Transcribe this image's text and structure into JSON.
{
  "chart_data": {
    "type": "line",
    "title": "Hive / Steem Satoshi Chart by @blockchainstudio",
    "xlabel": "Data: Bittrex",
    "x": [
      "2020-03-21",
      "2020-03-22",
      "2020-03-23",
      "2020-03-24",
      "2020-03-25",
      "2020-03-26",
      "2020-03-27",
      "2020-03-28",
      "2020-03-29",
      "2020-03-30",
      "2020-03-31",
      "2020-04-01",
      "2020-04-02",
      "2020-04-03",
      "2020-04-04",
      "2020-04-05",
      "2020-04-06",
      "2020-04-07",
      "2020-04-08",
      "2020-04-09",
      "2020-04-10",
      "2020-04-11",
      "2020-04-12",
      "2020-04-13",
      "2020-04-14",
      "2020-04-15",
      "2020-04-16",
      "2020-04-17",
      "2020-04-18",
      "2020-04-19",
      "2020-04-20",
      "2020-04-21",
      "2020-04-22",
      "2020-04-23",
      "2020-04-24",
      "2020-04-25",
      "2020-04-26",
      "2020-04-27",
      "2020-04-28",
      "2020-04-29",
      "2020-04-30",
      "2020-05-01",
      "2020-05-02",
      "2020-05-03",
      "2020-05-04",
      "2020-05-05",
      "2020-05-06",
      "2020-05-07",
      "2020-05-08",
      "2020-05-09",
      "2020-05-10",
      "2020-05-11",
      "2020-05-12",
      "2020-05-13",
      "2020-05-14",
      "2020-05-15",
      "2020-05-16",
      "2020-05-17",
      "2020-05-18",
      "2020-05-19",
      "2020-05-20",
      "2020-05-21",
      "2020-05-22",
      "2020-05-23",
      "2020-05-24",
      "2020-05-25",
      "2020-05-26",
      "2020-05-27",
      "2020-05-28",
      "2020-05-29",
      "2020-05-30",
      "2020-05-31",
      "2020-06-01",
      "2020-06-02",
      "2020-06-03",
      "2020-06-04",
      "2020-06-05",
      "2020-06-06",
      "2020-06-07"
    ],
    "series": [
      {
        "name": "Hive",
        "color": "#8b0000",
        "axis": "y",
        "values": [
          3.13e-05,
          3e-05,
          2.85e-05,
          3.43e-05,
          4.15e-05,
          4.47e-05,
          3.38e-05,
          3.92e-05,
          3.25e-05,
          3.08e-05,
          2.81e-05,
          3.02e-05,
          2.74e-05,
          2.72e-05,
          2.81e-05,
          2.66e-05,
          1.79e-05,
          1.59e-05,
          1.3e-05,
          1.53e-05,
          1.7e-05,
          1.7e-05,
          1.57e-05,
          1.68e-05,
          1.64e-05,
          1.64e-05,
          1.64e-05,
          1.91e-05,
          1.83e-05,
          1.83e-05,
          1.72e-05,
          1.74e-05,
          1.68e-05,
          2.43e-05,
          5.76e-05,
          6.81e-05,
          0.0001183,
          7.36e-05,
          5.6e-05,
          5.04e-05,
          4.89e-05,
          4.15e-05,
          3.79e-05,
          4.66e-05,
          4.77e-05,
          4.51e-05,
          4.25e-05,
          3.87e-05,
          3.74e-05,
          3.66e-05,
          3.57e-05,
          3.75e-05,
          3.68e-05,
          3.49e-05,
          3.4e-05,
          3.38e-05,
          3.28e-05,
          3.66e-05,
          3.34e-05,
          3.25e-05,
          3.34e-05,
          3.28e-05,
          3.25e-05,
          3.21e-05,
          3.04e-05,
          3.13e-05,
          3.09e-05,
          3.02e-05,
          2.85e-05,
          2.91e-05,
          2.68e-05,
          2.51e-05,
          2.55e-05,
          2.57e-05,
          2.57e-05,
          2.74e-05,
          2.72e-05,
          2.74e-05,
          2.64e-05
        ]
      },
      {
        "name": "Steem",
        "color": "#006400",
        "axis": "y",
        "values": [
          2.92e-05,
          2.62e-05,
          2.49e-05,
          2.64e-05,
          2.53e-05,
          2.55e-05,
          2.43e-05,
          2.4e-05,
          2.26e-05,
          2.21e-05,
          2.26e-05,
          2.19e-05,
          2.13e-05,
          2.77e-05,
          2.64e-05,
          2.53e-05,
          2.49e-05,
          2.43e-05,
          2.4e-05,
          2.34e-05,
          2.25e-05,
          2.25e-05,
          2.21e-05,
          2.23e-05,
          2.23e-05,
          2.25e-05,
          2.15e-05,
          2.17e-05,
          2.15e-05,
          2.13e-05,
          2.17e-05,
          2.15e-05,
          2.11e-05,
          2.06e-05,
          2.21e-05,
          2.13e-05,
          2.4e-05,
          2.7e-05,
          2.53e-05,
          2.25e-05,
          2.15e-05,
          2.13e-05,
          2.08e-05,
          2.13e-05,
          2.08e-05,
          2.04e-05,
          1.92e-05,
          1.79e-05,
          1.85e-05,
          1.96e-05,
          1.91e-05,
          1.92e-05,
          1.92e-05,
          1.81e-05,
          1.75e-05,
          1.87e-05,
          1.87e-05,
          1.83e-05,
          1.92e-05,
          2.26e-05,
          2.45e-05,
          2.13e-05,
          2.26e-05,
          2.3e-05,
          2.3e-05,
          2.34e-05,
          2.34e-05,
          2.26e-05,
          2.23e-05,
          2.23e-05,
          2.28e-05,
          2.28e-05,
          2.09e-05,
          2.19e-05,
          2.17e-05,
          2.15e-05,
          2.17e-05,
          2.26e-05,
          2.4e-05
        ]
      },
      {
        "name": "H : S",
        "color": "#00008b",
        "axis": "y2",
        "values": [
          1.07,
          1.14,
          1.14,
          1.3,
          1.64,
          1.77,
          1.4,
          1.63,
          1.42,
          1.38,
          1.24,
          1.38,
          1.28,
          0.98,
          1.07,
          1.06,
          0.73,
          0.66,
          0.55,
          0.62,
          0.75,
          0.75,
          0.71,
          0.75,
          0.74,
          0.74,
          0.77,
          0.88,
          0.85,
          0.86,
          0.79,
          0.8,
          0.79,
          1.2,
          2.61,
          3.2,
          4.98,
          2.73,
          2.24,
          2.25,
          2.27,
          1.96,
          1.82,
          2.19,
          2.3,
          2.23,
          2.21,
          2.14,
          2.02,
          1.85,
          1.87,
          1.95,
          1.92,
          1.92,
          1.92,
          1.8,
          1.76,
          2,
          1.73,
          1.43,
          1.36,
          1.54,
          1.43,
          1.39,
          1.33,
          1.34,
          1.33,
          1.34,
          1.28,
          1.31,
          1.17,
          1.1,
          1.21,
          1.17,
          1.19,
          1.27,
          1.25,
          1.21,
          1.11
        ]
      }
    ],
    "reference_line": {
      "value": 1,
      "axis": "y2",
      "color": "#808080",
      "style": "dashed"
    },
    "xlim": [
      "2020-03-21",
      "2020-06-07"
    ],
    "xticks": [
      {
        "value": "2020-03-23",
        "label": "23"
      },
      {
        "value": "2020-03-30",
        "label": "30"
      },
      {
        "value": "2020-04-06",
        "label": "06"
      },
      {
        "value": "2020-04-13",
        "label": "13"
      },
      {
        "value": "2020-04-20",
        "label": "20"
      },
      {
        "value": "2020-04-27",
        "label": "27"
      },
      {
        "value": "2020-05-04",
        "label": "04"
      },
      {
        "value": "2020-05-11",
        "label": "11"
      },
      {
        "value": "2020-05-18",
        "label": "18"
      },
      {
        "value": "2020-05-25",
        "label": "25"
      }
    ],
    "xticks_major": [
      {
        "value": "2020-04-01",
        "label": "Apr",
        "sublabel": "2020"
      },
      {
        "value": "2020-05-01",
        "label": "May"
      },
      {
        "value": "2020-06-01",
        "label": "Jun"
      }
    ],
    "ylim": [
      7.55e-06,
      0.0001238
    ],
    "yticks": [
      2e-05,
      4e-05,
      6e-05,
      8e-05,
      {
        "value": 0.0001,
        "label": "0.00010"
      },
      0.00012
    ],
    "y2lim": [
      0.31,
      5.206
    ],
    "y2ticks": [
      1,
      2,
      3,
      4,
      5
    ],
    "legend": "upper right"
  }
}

◆ **EXERCISE AIM**:
Looking at the records above, tally the lines holding "color" and reply with that number only.

◆ **REPLY TO THE TASK**:
4